>> START Material for this task

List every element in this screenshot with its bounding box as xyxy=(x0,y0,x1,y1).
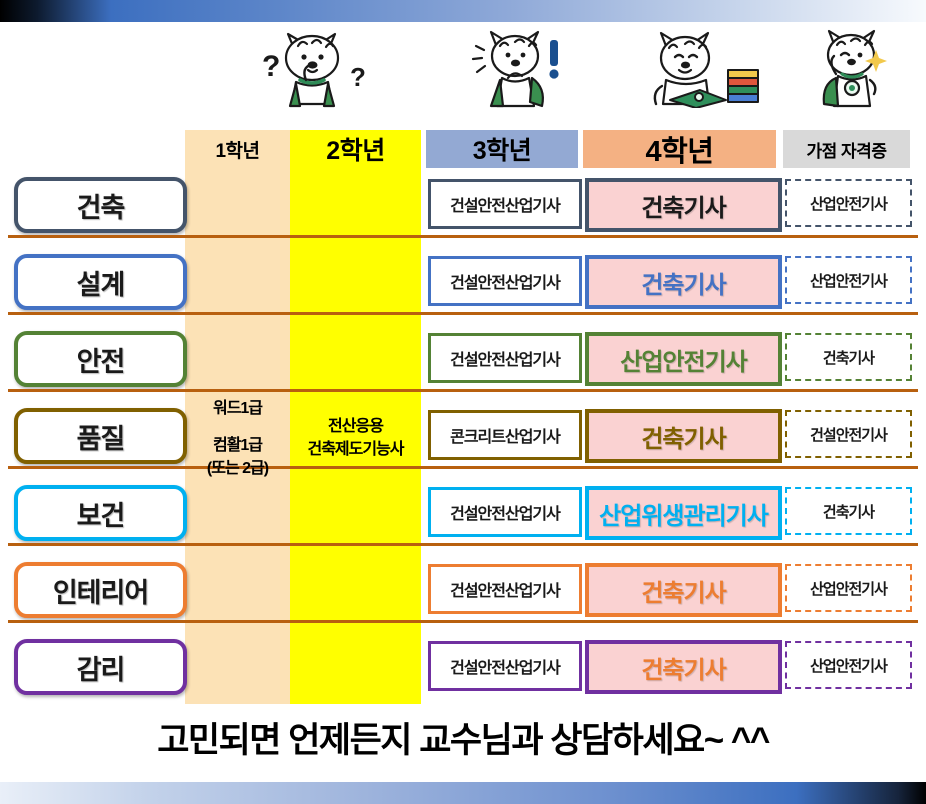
row-separator xyxy=(8,620,918,623)
tiger-excited-icon xyxy=(466,24,586,108)
bonus-cert-0[interactable]: 산업안전기사 xyxy=(785,179,912,227)
top-decorative-bar xyxy=(0,0,926,22)
roadmap-row: 감리건설안전산업기사건축기사산업안전기사 xyxy=(0,636,926,710)
year4-cert-6[interactable]: 건축기사 xyxy=(585,640,782,694)
tiger-graduate-icon xyxy=(800,24,910,108)
track-label-4[interactable]: 보건 xyxy=(14,485,187,541)
year3-cert-2[interactable]: 건설안전산업기사 xyxy=(428,333,582,383)
track-label-1[interactable]: 설계 xyxy=(14,254,187,310)
tiger-studying-icon xyxy=(636,24,771,108)
row-separator xyxy=(8,235,918,238)
row-separator xyxy=(8,312,918,315)
year2-merged-cell: 전산응용 건축제도기능사 xyxy=(290,415,421,461)
svg-text:?: ? xyxy=(262,50,280,83)
mascot-row: ? ? xyxy=(0,22,926,108)
footer-caption: 고민되면 언제든지 교수님과 상담하세요~ ^^ xyxy=(0,712,926,763)
bottom-decorative-bar xyxy=(0,782,926,804)
year1-merged-cell: 워드1급 컴활1급 (또는 2급) xyxy=(185,397,290,481)
track-label-0[interactable]: 건축 xyxy=(14,177,187,233)
year2-line1: 전산응용 xyxy=(290,415,421,438)
header-year3: 3학년 xyxy=(426,130,578,168)
year3-cert-5[interactable]: 건설안전산업기사 xyxy=(428,564,582,614)
year3-cert-4[interactable]: 건설안전산업기사 xyxy=(428,487,582,537)
header-year4: 4학년 xyxy=(583,130,776,168)
track-label-3[interactable]: 품질 xyxy=(14,408,187,464)
year4-cert-3[interactable]: 건축기사 xyxy=(585,409,782,463)
bonus-cert-5[interactable]: 산업안전기사 xyxy=(785,564,912,612)
header-year1: 1학년 xyxy=(185,130,290,168)
certification-roadmap: ? ? xyxy=(0,22,926,782)
year3-cert-1[interactable]: 건설안전산업기사 xyxy=(428,256,582,306)
track-label-5[interactable]: 인테리어 xyxy=(14,562,187,618)
year3-cert-6[interactable]: 건설안전산업기사 xyxy=(428,641,582,691)
year1-line1: 워드1급 xyxy=(185,397,290,420)
row-separator xyxy=(8,466,918,469)
tiger-thinking-icon: ? ? xyxy=(238,24,388,108)
track-label-6[interactable]: 감리 xyxy=(14,639,187,695)
track-label-2[interactable]: 안전 xyxy=(14,331,187,387)
header-bonus-certification: 가점 자격증 xyxy=(783,130,910,168)
year1-line3: (또는 2급) xyxy=(185,457,290,480)
header-year2: 2학년 xyxy=(290,130,421,168)
year3-cert-0[interactable]: 건설안전산업기사 xyxy=(428,179,582,229)
bonus-cert-4[interactable]: 건축기사 xyxy=(785,487,912,535)
year4-cert-2[interactable]: 산업안전기사 xyxy=(585,332,782,386)
year4-cert-1[interactable]: 건축기사 xyxy=(585,255,782,309)
svg-text:?: ? xyxy=(350,62,366,92)
bonus-cert-2[interactable]: 건축기사 xyxy=(785,333,912,381)
bonus-cert-3[interactable]: 건설안전기사 xyxy=(785,410,912,458)
year3-cert-3[interactable]: 콘크리트산업기사 xyxy=(428,410,582,460)
bonus-cert-1[interactable]: 산업안전기사 xyxy=(785,256,912,304)
year4-cert-0[interactable]: 건축기사 xyxy=(585,178,782,232)
bonus-cert-6[interactable]: 산업안전기사 xyxy=(785,641,912,689)
row-separator xyxy=(8,543,918,546)
year1-line2: 컴활1급 xyxy=(185,434,290,457)
row-separator xyxy=(8,389,918,392)
year4-cert-4[interactable]: 산업위생관리기사 xyxy=(585,486,782,540)
year2-line2: 건축제도기능사 xyxy=(290,438,421,461)
year4-cert-5[interactable]: 건축기사 xyxy=(585,563,782,617)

>> END Material for this task

Reproduce every line of the items above verbatim, omitting the pictures from your answer.

-- Reply --
List every element in this screenshot with its bounding box as xyxy=(x0,y0,x1,y1).
row-separator xyxy=(8,620,918,623)
tiger-excited-icon xyxy=(466,24,586,108)
bonus-cert-0[interactable]: 산업안전기사 xyxy=(785,179,912,227)
top-decorative-bar xyxy=(0,0,926,22)
roadmap-row: 감리건설안전산업기사건축기사산업안전기사 xyxy=(0,636,926,710)
year4-cert-6[interactable]: 건축기사 xyxy=(585,640,782,694)
tiger-graduate-icon xyxy=(800,24,910,108)
track-label-4[interactable]: 보건 xyxy=(14,485,187,541)
year3-cert-2[interactable]: 건설안전산업기사 xyxy=(428,333,582,383)
track-label-1[interactable]: 설계 xyxy=(14,254,187,310)
tiger-studying-icon xyxy=(636,24,771,108)
row-separator xyxy=(8,235,918,238)
row-separator xyxy=(8,312,918,315)
year2-merged-cell: 전산응용 건축제도기능사 xyxy=(290,415,421,461)
svg-text:?: ? xyxy=(262,50,280,83)
mascot-row: ? ? xyxy=(0,22,926,108)
footer-caption: 고민되면 언제든지 교수님과 상담하세요~ ^^ xyxy=(0,712,926,763)
bottom-decorative-bar xyxy=(0,782,926,804)
year1-merged-cell: 워드1급 컴활1급 (또는 2급) xyxy=(185,397,290,481)
track-label-0[interactable]: 건축 xyxy=(14,177,187,233)
year2-line1: 전산응용 xyxy=(290,415,421,438)
header-year3: 3학년 xyxy=(426,130,578,168)
year3-cert-5[interactable]: 건설안전산업기사 xyxy=(428,564,582,614)
year3-cert-4[interactable]: 건설안전산업기사 xyxy=(428,487,582,537)
header-year4: 4학년 xyxy=(583,130,776,168)
track-label-3[interactable]: 품질 xyxy=(14,408,187,464)
year4-cert-3[interactable]: 건축기사 xyxy=(585,409,782,463)
bonus-cert-5[interactable]: 산업안전기사 xyxy=(785,564,912,612)
header-year1: 1학년 xyxy=(185,130,290,168)
certification-roadmap: ? ? xyxy=(0,22,926,782)
year3-cert-1[interactable]: 건설안전산업기사 xyxy=(428,256,582,306)
track-label-5[interactable]: 인테리어 xyxy=(14,562,187,618)
year3-cert-6[interactable]: 건설안전산업기사 xyxy=(428,641,582,691)
year1-line1: 워드1급 xyxy=(185,397,290,420)
row-separator xyxy=(8,466,918,469)
tiger-thinking-icon: ? ? xyxy=(238,24,388,108)
track-label-6[interactable]: 감리 xyxy=(14,639,187,695)
track-label-2[interactable]: 안전 xyxy=(14,331,187,387)
header-bonus-certification: 가점 자격증 xyxy=(783,130,910,168)
year1-line3: (또는 2급) xyxy=(185,457,290,480)
header-year2: 2학년 xyxy=(290,130,421,168)
year3-cert-0[interactable]: 건설안전산업기사 xyxy=(428,179,582,229)
bonus-cert-4[interactable]: 건축기사 xyxy=(785,487,912,535)
year4-cert-2[interactable]: 산업안전기사 xyxy=(585,332,782,386)
year4-cert-1[interactable]: 건축기사 xyxy=(585,255,782,309)
svg-text:?: ? xyxy=(350,62,366,92)
bonus-cert-2[interactable]: 건축기사 xyxy=(785,333,912,381)
bonus-cert-3[interactable]: 건설안전기사 xyxy=(785,410,912,458)
year3-cert-3[interactable]: 콘크리트산업기사 xyxy=(428,410,582,460)
bonus-cert-1[interactable]: 산업안전기사 xyxy=(785,256,912,304)
year4-cert-0[interactable]: 건축기사 xyxy=(585,178,782,232)
bonus-cert-6[interactable]: 산업안전기사 xyxy=(785,641,912,689)
row-separator xyxy=(8,543,918,546)
year1-line2: 컴활1급 xyxy=(185,434,290,457)
row-separator xyxy=(8,389,918,392)
year4-cert-4[interactable]: 산업위생관리기사 xyxy=(585,486,782,540)
year2-line2: 건축제도기능사 xyxy=(290,438,421,461)
year4-cert-5[interactable]: 건축기사 xyxy=(585,563,782,617)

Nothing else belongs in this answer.